§ Challenge: Determine the number of lines containing the word "审核状态", and state that figure alone.

### Record list

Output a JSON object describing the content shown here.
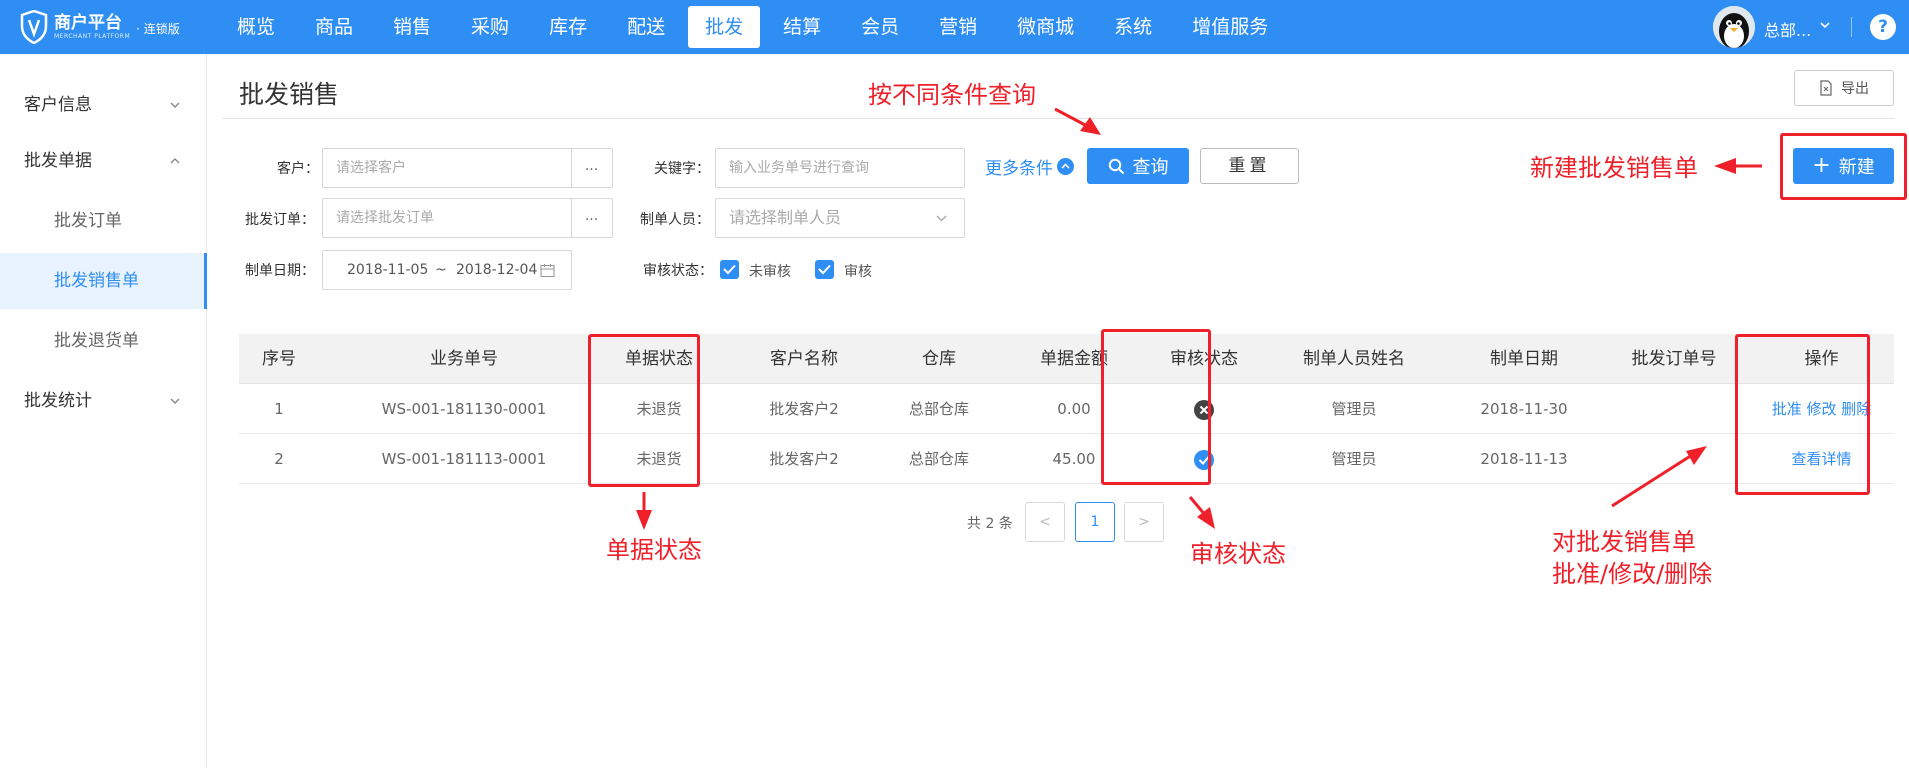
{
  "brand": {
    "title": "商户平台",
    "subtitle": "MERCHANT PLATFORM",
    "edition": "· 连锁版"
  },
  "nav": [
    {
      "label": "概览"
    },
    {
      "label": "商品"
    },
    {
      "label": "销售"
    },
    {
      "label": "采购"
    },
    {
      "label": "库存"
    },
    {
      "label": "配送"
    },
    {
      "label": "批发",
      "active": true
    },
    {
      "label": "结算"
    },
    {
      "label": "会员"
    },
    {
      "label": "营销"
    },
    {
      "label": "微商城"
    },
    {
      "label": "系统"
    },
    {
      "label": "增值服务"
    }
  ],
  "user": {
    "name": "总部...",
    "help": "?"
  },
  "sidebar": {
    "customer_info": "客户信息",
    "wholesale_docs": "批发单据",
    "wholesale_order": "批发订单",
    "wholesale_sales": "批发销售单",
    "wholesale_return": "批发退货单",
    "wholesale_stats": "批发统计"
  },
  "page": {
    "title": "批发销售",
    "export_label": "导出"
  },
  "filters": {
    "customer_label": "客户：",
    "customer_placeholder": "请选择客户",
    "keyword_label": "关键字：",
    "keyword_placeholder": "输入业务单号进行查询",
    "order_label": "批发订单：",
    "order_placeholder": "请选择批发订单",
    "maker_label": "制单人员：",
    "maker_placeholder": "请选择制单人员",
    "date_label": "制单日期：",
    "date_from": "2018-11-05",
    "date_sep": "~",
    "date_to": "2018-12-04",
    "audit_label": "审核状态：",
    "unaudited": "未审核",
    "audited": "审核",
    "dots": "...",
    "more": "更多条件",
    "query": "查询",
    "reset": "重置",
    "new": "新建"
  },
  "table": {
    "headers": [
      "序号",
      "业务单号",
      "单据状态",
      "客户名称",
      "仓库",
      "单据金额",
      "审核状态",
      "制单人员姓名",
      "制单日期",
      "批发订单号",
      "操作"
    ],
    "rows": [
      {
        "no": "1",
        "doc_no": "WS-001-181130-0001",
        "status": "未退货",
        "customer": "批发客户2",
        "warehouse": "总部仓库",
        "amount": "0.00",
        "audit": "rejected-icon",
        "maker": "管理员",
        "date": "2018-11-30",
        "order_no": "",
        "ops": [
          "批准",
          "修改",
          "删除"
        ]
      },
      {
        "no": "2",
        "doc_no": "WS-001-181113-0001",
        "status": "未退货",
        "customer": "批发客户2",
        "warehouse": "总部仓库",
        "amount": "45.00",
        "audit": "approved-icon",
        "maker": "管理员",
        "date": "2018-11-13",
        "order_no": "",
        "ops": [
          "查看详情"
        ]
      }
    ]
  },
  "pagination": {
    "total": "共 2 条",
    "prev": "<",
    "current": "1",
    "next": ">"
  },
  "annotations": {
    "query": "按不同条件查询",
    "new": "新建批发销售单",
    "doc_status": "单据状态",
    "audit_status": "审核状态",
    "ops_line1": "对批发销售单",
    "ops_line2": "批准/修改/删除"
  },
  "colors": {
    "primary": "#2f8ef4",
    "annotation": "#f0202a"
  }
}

######

§ Solution below: 3